### PROMPT
Copy out all lines that hold "extinction".
─── EXERCISE DATA
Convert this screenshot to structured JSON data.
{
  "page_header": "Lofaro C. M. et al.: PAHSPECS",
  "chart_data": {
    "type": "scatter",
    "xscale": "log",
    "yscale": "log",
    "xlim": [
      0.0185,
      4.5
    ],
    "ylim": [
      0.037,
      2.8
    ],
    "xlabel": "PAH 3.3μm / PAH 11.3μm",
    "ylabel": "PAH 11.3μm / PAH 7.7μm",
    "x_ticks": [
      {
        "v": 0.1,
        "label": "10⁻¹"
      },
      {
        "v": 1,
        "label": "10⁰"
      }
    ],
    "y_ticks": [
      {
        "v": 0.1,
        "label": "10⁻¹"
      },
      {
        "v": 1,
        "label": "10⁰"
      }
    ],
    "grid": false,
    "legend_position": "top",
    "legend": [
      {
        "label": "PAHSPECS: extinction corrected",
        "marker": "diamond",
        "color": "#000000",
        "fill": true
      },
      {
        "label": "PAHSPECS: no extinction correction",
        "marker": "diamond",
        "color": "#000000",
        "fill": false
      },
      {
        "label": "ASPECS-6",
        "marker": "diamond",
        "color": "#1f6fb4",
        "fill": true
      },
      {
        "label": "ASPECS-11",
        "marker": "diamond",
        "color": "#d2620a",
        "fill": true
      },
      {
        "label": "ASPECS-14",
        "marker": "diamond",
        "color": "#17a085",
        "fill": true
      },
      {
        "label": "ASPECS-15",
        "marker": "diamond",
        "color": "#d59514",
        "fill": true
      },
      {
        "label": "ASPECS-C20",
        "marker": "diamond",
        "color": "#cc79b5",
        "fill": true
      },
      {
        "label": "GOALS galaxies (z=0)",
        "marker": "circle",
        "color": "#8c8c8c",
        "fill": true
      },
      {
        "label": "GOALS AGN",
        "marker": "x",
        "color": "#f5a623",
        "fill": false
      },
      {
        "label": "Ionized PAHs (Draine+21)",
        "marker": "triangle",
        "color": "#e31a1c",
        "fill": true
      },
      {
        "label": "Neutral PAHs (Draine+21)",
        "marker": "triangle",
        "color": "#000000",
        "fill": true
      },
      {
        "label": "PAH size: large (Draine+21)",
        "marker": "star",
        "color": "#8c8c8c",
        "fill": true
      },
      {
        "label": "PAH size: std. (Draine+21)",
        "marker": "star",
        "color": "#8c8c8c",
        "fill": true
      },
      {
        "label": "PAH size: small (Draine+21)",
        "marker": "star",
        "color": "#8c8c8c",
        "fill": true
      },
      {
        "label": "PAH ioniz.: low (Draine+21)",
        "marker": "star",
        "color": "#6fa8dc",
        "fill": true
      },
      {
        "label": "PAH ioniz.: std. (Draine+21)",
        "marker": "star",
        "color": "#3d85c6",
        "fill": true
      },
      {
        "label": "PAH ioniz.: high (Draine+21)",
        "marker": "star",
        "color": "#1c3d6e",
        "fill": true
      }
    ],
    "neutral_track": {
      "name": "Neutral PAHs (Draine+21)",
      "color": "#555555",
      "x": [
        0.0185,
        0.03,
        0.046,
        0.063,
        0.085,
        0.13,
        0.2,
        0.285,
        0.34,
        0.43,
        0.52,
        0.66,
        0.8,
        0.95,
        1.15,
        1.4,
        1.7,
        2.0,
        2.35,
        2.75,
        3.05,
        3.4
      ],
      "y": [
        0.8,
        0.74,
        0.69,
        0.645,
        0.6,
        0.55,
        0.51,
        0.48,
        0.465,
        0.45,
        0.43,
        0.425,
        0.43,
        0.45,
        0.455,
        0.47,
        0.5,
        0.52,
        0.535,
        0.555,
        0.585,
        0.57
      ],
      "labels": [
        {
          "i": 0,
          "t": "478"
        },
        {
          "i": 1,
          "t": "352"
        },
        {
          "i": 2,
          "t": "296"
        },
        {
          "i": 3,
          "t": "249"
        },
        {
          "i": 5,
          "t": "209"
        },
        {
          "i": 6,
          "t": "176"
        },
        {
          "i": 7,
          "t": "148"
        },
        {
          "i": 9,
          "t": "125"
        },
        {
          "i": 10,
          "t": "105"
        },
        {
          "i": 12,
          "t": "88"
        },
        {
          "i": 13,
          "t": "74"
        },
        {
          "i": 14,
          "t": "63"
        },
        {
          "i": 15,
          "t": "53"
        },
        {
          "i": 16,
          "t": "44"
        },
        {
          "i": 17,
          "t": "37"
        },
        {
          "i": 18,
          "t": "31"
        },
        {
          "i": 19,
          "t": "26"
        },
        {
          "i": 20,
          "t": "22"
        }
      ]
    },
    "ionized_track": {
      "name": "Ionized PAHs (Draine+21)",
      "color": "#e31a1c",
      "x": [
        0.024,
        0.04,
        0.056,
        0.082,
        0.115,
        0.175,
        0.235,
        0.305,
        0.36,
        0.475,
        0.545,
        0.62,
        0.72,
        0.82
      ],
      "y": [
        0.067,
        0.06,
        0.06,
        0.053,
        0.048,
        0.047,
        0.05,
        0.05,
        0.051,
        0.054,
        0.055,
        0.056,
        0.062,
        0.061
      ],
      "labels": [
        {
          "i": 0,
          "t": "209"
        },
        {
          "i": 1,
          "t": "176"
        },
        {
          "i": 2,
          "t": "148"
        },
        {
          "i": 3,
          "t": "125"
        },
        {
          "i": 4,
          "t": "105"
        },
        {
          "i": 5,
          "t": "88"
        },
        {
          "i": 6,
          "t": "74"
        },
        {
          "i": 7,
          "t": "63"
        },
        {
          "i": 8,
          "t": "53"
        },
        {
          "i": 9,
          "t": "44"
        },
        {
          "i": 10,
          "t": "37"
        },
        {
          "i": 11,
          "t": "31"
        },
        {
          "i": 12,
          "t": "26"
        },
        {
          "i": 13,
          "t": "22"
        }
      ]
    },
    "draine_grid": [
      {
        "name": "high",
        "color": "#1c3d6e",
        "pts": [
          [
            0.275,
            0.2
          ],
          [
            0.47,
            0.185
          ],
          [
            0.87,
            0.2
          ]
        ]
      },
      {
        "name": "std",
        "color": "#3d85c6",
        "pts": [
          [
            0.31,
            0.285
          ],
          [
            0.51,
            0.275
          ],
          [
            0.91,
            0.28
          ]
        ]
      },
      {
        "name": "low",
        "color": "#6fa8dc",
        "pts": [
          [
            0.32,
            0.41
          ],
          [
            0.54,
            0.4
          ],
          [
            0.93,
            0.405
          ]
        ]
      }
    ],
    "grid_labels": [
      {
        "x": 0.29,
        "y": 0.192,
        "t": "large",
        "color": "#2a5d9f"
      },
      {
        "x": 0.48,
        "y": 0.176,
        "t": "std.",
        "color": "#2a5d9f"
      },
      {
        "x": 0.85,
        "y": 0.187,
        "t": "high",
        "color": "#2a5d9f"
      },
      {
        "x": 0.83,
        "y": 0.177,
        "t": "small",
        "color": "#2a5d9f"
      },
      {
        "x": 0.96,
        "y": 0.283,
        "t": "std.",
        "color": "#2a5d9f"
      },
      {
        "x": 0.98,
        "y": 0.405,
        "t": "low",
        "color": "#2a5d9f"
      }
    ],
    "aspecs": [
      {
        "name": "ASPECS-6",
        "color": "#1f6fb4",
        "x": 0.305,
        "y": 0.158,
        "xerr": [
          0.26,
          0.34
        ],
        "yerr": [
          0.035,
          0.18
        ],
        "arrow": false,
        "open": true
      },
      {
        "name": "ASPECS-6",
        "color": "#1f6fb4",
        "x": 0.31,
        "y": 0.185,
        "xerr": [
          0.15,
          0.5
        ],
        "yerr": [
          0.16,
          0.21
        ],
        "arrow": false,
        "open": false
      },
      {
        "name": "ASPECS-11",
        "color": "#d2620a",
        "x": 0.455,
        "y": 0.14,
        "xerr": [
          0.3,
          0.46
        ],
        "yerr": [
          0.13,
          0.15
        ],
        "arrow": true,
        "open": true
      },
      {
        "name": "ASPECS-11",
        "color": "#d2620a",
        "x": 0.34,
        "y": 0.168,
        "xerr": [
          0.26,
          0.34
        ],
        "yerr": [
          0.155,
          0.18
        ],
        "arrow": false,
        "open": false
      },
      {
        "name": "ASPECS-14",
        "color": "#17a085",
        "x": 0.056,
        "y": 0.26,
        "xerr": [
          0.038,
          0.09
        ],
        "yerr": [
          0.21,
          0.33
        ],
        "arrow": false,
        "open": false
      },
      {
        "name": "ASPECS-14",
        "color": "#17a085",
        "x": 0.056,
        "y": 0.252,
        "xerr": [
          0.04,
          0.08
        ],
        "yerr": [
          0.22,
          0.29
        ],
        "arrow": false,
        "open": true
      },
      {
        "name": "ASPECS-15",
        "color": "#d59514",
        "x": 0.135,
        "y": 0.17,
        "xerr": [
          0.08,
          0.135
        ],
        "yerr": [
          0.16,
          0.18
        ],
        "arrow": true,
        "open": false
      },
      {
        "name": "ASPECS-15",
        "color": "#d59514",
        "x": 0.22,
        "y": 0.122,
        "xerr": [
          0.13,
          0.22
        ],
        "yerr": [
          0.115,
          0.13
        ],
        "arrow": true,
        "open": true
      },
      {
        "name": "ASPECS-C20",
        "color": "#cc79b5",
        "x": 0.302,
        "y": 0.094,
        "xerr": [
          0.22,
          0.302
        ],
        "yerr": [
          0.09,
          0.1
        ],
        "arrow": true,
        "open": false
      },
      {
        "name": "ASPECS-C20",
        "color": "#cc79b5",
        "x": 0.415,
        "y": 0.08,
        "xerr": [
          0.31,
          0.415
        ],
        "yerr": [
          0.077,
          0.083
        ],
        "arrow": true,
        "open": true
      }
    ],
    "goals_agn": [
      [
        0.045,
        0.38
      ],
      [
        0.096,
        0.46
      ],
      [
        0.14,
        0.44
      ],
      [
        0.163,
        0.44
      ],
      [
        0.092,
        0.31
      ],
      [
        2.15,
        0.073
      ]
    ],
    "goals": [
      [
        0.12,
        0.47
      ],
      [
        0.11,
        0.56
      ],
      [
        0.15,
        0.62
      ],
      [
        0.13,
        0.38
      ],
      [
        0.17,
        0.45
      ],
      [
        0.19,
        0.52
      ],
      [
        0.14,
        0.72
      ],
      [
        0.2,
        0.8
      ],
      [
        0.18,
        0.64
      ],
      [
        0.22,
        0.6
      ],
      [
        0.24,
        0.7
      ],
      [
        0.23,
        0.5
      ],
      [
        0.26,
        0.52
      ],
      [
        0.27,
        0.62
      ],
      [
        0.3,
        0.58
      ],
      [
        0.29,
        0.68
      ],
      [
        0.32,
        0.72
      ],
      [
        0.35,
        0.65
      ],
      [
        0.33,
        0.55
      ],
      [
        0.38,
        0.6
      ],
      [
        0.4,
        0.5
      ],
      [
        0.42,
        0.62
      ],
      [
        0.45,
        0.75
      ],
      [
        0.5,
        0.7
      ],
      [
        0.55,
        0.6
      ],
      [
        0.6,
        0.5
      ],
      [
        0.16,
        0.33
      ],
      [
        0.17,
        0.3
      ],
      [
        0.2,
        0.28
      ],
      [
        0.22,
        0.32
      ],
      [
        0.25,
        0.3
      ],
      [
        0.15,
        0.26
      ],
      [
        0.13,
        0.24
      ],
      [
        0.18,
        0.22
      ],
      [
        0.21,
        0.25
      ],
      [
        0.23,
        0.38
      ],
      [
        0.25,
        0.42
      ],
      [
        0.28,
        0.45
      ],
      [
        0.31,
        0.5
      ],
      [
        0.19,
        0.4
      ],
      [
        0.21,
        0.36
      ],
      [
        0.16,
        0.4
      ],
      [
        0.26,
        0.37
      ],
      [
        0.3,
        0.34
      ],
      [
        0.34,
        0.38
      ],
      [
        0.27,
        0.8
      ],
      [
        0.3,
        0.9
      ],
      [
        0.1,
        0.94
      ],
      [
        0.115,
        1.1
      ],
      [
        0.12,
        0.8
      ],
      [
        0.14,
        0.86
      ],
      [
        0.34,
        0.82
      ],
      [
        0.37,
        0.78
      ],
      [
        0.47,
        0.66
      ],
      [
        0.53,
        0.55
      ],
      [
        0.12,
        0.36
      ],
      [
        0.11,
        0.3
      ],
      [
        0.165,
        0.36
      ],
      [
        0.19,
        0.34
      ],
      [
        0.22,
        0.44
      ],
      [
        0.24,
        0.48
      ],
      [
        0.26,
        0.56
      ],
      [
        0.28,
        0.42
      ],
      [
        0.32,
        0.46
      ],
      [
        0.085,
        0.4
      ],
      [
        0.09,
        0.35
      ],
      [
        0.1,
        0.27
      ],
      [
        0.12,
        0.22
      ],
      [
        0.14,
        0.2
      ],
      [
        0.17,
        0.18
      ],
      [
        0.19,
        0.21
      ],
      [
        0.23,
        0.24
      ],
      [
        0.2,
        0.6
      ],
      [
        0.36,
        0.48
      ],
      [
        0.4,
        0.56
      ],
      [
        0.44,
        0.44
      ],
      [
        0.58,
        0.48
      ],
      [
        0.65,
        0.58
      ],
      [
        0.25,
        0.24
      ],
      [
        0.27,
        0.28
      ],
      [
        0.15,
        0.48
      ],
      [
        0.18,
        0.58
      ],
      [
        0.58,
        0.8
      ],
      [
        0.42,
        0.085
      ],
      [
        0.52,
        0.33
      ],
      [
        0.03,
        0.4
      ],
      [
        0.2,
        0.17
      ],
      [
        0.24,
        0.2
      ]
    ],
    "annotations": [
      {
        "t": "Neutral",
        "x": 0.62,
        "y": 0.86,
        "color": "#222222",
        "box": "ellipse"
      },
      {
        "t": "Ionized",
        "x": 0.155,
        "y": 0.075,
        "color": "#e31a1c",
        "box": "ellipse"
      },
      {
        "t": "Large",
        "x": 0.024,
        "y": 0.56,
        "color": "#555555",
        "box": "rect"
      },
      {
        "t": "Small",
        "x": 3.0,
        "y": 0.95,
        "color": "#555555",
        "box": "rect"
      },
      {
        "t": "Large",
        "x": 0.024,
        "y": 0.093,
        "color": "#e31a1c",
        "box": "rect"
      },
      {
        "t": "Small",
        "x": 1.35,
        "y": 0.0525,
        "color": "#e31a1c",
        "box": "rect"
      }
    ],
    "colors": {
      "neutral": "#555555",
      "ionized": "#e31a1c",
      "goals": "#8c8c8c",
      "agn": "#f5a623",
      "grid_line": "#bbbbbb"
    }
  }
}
──────
### REPLY
        "label": "PAHSPECS: extinction corrected",
        "label": "PAHSPECS: no extinction correction",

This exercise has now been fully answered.